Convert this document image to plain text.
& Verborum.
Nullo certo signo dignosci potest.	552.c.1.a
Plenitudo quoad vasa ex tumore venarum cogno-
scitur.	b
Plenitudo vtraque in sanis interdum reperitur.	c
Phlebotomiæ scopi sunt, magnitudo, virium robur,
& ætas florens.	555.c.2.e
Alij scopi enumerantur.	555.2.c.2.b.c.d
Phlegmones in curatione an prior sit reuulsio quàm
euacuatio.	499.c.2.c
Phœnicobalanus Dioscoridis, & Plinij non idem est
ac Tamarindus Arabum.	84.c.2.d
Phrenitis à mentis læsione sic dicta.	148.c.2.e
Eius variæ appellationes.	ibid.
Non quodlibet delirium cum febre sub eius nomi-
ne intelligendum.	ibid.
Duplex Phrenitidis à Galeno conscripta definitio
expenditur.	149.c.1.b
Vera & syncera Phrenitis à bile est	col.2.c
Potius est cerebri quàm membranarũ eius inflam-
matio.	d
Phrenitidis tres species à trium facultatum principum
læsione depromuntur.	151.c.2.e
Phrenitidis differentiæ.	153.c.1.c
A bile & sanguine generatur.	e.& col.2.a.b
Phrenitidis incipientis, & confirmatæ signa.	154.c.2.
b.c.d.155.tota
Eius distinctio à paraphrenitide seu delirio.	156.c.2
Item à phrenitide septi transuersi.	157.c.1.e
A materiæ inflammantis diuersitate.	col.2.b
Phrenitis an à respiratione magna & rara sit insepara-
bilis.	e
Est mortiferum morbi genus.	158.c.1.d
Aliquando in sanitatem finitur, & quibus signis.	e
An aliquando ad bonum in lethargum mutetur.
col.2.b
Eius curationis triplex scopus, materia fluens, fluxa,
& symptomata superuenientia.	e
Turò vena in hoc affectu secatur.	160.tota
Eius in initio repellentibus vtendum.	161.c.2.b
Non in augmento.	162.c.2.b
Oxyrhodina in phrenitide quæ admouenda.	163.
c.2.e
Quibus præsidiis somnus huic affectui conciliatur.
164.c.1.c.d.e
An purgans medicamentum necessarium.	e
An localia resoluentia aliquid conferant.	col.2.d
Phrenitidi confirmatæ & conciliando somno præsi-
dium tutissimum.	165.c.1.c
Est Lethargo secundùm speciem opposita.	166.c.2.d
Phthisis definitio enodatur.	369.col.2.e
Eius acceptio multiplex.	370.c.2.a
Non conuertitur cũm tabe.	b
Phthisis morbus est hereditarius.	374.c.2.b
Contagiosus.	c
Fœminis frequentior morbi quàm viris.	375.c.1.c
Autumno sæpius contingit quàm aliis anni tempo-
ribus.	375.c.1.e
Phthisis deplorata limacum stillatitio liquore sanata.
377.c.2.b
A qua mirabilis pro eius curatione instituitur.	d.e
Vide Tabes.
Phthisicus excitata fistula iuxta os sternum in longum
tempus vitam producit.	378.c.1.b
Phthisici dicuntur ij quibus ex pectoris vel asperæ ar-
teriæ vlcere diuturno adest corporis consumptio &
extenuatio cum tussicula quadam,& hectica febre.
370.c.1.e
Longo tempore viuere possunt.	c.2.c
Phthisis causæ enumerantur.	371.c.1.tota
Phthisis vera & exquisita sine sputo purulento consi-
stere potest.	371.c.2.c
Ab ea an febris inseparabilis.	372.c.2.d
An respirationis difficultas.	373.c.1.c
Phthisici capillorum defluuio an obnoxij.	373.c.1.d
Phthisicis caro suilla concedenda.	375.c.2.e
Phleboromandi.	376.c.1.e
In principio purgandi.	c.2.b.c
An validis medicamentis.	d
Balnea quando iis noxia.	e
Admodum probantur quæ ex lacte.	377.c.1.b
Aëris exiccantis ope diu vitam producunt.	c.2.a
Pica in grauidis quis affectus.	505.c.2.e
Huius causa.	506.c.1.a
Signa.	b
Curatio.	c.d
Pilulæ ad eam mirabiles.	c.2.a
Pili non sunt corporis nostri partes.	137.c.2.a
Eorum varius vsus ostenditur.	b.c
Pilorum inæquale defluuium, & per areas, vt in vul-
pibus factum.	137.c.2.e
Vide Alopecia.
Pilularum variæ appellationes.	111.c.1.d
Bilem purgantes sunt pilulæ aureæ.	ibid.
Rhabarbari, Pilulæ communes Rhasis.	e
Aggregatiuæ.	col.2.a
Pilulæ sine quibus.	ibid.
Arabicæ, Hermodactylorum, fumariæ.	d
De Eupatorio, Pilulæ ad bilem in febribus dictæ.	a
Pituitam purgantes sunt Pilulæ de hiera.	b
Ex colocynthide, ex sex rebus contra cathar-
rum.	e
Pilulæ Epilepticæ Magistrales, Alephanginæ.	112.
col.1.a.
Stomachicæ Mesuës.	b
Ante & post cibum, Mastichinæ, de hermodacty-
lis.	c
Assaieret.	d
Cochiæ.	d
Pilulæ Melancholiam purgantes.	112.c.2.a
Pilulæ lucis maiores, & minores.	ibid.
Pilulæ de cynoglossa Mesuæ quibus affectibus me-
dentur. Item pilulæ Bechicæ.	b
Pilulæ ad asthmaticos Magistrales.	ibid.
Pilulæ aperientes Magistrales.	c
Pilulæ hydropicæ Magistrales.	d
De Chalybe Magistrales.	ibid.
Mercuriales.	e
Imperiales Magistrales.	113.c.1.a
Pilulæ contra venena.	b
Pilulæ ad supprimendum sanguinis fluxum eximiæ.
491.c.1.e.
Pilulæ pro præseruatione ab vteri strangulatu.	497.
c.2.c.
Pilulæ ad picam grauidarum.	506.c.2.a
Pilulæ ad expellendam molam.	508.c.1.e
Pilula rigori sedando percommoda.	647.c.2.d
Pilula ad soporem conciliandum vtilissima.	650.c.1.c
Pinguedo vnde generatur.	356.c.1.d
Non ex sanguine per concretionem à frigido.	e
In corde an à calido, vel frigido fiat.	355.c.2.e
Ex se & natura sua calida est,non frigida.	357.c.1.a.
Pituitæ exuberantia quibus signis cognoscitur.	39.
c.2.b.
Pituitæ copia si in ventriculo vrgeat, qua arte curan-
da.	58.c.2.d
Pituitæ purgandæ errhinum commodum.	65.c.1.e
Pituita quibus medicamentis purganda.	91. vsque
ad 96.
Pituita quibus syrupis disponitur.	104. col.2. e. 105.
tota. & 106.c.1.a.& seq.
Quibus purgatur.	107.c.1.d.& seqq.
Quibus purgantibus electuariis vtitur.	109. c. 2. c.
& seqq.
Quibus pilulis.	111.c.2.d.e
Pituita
▬▬▬
#### [What to do]
Write the material above out once more, exactly as it stands.

#### [Task response]
Convert this document image to plain text.
& Verborum.
Nullo certo signo dignosci potest.	552.c.1.a
Plenitudo quoad vasa ex tumore venarum cogno-
scitur.	b
Plenitudo vtraque in sanis interdum reperitur.	c
Phlebotomiæ scopi sunt, magnitudo, virium robur,
& ætas florens.	555.c.2.e
Alij scopi enumerantur.	555.2.c.2.b.c.d
Phlegmones in curatione an prior sit reuulsio quàm
euacuatio.	499.c.2.c
Phœnicobalanus Dioscoridis, & Plinij non idem est
ac Tamarindus Arabum.	84.c.2.d
Phrenitis à mentis læsione sic dicta.	148.c.2.e
Eius variæ appellationes.	ibid.
Non quodlibet delirium cum febre sub eius nomi-
ne intelligendum.	ibid.
Duplex Phrenitidis à Galeno conscripta definitio
expenditur.	149.c.1.b
Vera & syncera Phrenitis à bile est	col.2.c
Potius est cerebri quàm membranarũ eius inflam-
matio.	d
Phrenitidis tres species à trium facultatum principum
læsione depromuntur.	151.c.2.e
Phrenitidis differentiæ.	153.c.1.c
A bile & sanguine generatur.	e.& col.2.a.b
Phrenitidis incipientis, & confirmatæ signa.	154.c.2.
b.c.d.155.tota
Eius distinctio à paraphrenitide seu delirio.	156.c.2
Item à phrenitide septi transuersi.	157.c.1.e
A materiæ inflammantis diuersitate.	col.2.b
Phrenitis an à respiratione magna & rara sit insepara-
bilis.	e
Est mortiferum morbi genus.	158.c.1.d
Aliquando in sanitatem finitur, & quibus signis.	e
An aliquando ad bonum in lethargum mutetur.
col.2.b
Eius curationis triplex scopus, materia fluens, fluxa,
& symptomata superuenientia.	e
Turò vena in hoc affectu secatur.	160.tota
Eius in initio repellentibus vtendum.	161.c.2.b
Non in augmento.	162.c.2.b
Oxyrhodina in phrenitide quæ admouenda.	163.
c.2.e
Quibus præsidiis somnus huic affectui conciliatur.
164.c.1.c.d.e
An purgans medicamentum necessarium.	e
An localia resoluentia aliquid conferant.	col.2.d
Phrenitidi confirmatæ & conciliando somno præsi-
dium tutissimum.	165.c.1.c
Est Lethargo secundùm speciem opposita.	166.c.2.d
Phthisis definitio enodatur.	369.col.2.e
Eius acceptio multiplex.	370.c.2.a
Non conuertitur cũm tabe.	b
Phthisis morbus est hereditarius.	374.c.2.b
Contagiosus.	c
Fœminis frequentior morbi quàm viris.	375.c.1.c
Autumno sæpius contingit quàm aliis anni tempo-
ribus.	375.c.1.e
Phthisis deplorata limacum stillatitio liquore sanata.
377.c.2.b
A qua mirabilis pro eius curatione instituitur.	d.e
Vide Tabes.
Phthisicus excitata fistula iuxta os sternum in longum
tempus vitam producit.	378.c.1.b
Phthisici dicuntur ij quibus ex pectoris vel asperæ ar-
teriæ vlcere diuturno adest corporis consumptio &
extenuatio cum tussicula quadam,& hectica febre.
370.c.1.e
Longo tempore viuere possunt.	c.2.c
Phthisis causæ enumerantur.	371.c.1.tota
Phthisis vera & exquisita sine sputo purulento consi-
stere potest.	371.c.2.c
Ab ea an febris inseparabilis.	372.c.2.d
An respirationis difficultas.	373.c.1.c
Phthisici capillorum defluuio an obnoxij.	373.c.1.d
Phthisicis caro suilla concedenda.	375.c.2.e
Phleboromandi.	376.c.1.e
In principio purgandi.	c.2.b.c
An validis medicamentis.	d
Balnea quando iis noxia.	e
Admodum probantur quæ ex lacte.	377.c.1.b
Aëris exiccantis ope diu vitam producunt.	c.2.a
Pica in grauidis quis affectus.	505.c.2.e
Huius causa.	506.c.1.a
Signa.	b
Curatio.	c.d
Pilulæ ad eam mirabiles.	c.2.a
Pili non sunt corporis nostri partes.	137.c.2.a
Eorum varius vsus ostenditur.	b.c
Pilorum inæquale defluuium, & per areas, vt in vul-
pibus factum.	137.c.2.e
Vide Alopecia.
Pilularum variæ appellationes.	111.c.1.d
Bilem purgantes sunt pilulæ aureæ.	ibid.
Rhabarbari, Pilulæ communes Rhasis.	e
Aggregatiuæ.	col.2.a
Pilulæ sine quibus.	ibid.
Arabicæ, Hermodactylorum, fumariæ.	d
De Eupatorio, Pilulæ ad bilem in febribus dictæ.	a
Pituitam purgantes sunt Pilulæ de hiera.	b
Ex colocynthide, ex sex rebus contra cathar-
rum.	e
Pilulæ Epilepticæ Magistrales, Alephanginæ.	112.
col.1.a.
Stomachicæ Mesuës.	b
Ante & post cibum, Mastichinæ, de hermodacty-
lis.	c
Assaieret.	d
Cochiæ.	d
Pilulæ Melancholiam purgantes.	112.c.2.a
Pilulæ lucis maiores, & minores.	ibid.
Pilulæ de cynoglossa Mesuæ quibus affectibus me-
dentur. Item pilulæ Bechicæ.	b
Pilulæ ad asthmaticos Magistrales.	ibid.
Pilulæ aperientes Magistrales.	c
Pilulæ hydropicæ Magistrales.	d
De Chalybe Magistrales.	ibid.
Mercuriales.	e
Imperiales Magistrales.	113.c.1.a
Pilulæ contra venena.	b
Pilulæ ad supprimendum sanguinis fluxum eximiæ.
491.c.1.e.
Pilulæ pro præseruatione ab vteri strangulatu.	497.
c.2.c.
Pilulæ ad picam grauidarum.	506.c.2.a
Pilulæ ad expellendam molam.	508.c.1.e
Pilula rigori sedando percommoda.	647.c.2.d
Pilula ad soporem conciliandum vtilissima.	650.c.1.c
Pinguedo vnde generatur.	356.c.1.d
Non ex sanguine per concretionem à frigido.	e
In corde an à calido, vel frigido fiat.	355.c.2.e
Ex se & natura sua calida est,non frigida.	357.c.1.a.
Pituitæ exuberantia quibus signis cognoscitur.	39.
c.2.b.
Pituitæ copia si in ventriculo vrgeat, qua arte curan-
da.	58.c.2.d
Pituitæ purgandæ errhinum commodum.	65.c.1.e
Pituita quibus medicamentis purganda.	91. vsque
ad 96.
Pituita quibus syrupis disponitur.	104. col.2. e. 105.
tota. & 106.c.1.a.& seq.
Quibus purgatur.	107.c.1.d.& seqq.
Quibus purgantibus electuariis vtitur.	109. c. 2. c.
& seqq.
Quibus pilulis.	111.c.2.d.e
Pituita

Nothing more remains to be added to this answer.